# WHAT THE TASK REQUIRES
Copy out exactly every line from the line containing "Output a JSON" until the records below end, inclusive of both boundary lines.

>>>

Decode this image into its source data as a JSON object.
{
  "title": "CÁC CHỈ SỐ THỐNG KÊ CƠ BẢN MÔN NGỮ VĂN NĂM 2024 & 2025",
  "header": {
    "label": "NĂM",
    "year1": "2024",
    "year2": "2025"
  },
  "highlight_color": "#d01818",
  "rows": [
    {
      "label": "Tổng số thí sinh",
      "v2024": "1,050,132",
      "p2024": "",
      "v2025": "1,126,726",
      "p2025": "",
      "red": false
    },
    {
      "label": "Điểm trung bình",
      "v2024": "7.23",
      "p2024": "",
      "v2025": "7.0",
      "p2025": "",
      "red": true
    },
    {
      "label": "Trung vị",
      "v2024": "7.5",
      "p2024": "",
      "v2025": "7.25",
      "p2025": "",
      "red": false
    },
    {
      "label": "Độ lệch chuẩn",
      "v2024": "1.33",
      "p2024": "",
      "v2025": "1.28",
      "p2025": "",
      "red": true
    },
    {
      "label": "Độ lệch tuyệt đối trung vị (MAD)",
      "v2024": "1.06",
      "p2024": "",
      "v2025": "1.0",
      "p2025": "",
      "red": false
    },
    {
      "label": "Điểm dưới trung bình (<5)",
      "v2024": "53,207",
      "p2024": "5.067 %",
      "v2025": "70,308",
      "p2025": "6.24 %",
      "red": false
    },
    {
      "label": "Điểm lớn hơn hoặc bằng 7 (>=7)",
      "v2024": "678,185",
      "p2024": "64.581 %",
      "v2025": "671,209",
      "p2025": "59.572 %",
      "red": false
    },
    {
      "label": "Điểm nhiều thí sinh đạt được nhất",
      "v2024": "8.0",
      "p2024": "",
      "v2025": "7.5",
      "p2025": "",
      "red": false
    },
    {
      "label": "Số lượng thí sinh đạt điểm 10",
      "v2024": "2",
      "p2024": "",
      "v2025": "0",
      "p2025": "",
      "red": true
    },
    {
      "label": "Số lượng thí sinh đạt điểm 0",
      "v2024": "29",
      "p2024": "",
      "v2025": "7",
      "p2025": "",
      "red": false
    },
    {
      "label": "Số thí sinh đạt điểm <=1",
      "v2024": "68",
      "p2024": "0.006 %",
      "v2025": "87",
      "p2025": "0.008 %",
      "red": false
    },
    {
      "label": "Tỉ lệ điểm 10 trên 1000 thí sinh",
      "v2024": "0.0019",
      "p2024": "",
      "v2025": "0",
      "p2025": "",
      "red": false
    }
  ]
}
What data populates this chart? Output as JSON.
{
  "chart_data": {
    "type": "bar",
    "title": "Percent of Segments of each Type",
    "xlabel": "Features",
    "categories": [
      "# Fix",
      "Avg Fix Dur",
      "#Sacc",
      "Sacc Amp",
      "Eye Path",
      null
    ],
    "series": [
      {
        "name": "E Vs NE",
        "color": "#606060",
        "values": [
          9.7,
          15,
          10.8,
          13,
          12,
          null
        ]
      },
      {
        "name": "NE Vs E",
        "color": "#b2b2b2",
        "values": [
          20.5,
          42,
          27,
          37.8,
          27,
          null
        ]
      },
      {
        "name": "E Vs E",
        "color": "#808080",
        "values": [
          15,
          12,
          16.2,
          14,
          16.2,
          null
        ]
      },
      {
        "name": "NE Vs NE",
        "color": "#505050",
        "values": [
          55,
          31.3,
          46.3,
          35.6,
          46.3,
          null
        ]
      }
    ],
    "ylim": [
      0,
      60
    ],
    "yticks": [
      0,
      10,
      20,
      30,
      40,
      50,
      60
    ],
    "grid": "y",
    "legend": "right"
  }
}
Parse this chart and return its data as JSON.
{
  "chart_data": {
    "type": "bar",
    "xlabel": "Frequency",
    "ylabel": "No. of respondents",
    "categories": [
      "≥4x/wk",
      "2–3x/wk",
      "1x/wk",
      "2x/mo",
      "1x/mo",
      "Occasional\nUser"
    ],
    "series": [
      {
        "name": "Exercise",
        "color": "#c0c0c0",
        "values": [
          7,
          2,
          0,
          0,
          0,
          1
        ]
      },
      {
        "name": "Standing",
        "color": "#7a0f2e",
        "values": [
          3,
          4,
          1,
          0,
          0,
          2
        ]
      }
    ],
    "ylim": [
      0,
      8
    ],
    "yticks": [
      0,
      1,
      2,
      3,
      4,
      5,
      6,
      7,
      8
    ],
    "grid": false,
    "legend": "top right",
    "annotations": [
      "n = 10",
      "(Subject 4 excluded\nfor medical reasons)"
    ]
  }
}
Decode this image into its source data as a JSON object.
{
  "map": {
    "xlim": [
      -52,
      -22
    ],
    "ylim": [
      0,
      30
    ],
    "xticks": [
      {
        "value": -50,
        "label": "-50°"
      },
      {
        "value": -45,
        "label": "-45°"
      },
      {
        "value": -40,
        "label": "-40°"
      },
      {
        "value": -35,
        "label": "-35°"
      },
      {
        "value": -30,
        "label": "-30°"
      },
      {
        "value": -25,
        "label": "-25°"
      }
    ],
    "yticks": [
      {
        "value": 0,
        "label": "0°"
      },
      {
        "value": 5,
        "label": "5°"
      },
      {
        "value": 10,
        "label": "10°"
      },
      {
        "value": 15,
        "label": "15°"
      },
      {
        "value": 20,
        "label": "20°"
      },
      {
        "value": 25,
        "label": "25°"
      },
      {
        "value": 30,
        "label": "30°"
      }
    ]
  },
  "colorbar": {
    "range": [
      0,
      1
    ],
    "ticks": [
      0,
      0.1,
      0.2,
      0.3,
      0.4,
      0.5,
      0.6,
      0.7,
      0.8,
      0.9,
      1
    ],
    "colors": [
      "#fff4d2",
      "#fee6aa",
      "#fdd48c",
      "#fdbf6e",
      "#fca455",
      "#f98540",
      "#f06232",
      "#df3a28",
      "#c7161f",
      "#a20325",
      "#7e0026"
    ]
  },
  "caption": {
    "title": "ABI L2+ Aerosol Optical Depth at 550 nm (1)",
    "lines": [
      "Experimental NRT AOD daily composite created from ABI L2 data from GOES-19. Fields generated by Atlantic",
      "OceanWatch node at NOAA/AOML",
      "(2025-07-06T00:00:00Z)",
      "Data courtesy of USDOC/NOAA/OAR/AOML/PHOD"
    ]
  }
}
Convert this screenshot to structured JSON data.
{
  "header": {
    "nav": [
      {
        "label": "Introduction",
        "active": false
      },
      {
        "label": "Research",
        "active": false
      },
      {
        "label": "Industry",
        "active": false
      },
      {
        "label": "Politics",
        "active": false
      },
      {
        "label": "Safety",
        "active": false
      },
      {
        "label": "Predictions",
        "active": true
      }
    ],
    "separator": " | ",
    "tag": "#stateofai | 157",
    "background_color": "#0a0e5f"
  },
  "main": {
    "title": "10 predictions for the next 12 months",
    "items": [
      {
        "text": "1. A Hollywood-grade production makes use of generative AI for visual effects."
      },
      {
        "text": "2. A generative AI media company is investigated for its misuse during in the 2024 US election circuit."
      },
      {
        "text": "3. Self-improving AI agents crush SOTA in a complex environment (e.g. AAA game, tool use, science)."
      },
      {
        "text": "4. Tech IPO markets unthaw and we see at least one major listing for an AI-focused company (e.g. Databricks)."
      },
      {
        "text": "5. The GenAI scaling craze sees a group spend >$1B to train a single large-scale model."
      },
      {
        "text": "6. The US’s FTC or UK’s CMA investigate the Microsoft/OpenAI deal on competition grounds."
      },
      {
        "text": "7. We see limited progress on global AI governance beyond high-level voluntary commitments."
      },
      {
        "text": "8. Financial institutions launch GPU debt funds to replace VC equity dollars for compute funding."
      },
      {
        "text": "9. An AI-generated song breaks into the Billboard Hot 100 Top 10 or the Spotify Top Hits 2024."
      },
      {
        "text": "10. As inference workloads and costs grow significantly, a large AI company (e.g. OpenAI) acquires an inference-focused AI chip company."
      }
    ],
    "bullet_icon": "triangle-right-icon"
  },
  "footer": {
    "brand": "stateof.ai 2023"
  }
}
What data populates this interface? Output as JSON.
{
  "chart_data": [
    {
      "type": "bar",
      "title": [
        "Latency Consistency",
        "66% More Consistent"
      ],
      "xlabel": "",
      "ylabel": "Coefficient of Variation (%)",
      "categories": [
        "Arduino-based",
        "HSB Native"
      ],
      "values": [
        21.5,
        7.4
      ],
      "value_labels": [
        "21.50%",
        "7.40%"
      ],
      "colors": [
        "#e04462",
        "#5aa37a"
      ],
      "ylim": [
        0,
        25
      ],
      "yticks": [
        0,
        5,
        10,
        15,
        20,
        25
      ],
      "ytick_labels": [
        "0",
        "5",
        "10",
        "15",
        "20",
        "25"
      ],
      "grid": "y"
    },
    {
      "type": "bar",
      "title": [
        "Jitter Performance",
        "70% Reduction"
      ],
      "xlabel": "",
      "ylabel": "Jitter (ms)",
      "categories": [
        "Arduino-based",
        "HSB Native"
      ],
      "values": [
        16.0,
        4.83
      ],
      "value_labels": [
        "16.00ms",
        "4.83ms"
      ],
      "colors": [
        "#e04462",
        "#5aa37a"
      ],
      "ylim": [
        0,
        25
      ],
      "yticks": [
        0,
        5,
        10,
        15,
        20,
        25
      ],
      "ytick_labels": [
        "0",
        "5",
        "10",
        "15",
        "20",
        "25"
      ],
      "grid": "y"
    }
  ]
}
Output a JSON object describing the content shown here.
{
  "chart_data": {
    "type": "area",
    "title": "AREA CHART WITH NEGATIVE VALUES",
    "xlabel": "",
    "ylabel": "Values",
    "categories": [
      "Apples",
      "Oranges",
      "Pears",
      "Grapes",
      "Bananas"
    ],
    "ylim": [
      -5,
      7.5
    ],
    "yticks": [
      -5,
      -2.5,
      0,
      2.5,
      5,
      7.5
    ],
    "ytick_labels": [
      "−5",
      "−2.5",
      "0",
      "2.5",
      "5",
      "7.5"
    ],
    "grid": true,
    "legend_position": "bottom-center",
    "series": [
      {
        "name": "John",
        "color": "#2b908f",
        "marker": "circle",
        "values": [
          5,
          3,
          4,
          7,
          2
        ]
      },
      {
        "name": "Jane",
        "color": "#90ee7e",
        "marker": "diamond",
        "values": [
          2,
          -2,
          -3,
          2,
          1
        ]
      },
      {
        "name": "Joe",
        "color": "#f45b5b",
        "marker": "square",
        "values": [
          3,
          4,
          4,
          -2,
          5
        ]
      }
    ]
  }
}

<<<

# EXERCISE RESULT
Output a JSON object describing the content shown here.
{
  "chart_data": {
    "type": "area",
    "title": "AREA CHART WITH NEGATIVE VALUES",
    "xlabel": "",
    "ylabel": "Values",
    "categories": [
      "Apples",
      "Oranges",
      "Pears",
      "Grapes",
      "Bananas"
    ],
    "ylim": [
      -5,
      7.5
    ],
    "yticks": [
      -5,
      -2.5,
      0,
      2.5,
      5,
      7.5
    ],
    "ytick_labels": [
      "−5",
      "−2.5",
      "0",
      "2.5",
      "5",
      "7.5"
    ],
    "grid": true,
    "legend_position": "bottom-center",
    "series": [
      {
        "name": "John",
        "color": "#2b908f",
        "marker": "circle",
        "values": [
          5,
          3,
          4,
          7,
          2
        ]
      },
      {
        "name": "Jane",
        "color": "#90ee7e",
        "marker": "diamond",
        "values": [
          2,
          -2,
          -3,
          2,
          1
        ]
      },
      {
        "name": "Joe",
        "color": "#f45b5b",
        "marker": "square",
        "values": [
          3,
          4,
          4,
          -2,
          5
        ]
      }
    ]
  }
}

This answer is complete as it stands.